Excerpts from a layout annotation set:
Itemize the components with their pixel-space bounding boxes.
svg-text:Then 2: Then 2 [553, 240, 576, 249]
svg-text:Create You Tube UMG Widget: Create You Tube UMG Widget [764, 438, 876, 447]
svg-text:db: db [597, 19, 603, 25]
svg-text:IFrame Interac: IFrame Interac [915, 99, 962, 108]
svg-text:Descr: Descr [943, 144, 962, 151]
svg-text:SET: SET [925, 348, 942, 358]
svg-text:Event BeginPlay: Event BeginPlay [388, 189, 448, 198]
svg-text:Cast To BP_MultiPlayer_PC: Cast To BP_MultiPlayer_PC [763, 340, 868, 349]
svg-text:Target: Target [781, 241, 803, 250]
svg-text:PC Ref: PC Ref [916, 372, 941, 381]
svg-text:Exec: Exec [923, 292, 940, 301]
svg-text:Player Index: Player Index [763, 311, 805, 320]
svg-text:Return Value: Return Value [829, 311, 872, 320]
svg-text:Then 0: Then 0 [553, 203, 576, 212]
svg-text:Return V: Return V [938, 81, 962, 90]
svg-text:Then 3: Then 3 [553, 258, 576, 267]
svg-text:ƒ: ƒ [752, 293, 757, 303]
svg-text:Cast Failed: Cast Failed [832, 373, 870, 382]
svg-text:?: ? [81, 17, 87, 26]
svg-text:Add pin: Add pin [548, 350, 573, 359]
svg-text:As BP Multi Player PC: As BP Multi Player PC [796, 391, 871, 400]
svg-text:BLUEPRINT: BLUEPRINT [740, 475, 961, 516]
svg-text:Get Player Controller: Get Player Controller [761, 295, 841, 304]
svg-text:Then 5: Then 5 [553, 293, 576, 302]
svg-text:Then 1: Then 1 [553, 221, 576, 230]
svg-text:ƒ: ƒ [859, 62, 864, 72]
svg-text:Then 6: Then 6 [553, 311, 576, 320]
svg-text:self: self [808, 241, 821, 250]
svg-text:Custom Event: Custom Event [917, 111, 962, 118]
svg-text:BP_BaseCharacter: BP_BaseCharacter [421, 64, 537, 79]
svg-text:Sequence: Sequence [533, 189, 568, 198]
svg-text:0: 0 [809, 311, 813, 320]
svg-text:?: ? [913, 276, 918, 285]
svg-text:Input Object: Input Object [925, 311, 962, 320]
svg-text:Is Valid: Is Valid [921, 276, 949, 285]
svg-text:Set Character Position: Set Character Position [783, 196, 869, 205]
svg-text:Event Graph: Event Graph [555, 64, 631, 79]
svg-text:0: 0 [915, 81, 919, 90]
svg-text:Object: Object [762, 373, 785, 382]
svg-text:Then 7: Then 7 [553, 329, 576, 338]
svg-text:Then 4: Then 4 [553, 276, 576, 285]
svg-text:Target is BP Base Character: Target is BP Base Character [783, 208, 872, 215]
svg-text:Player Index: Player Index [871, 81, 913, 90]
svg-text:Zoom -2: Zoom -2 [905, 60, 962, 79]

### What you have to do
Count the lines in the rows above that contain the string "Index", matching case exactly. Give only the number.

### Response to this task
2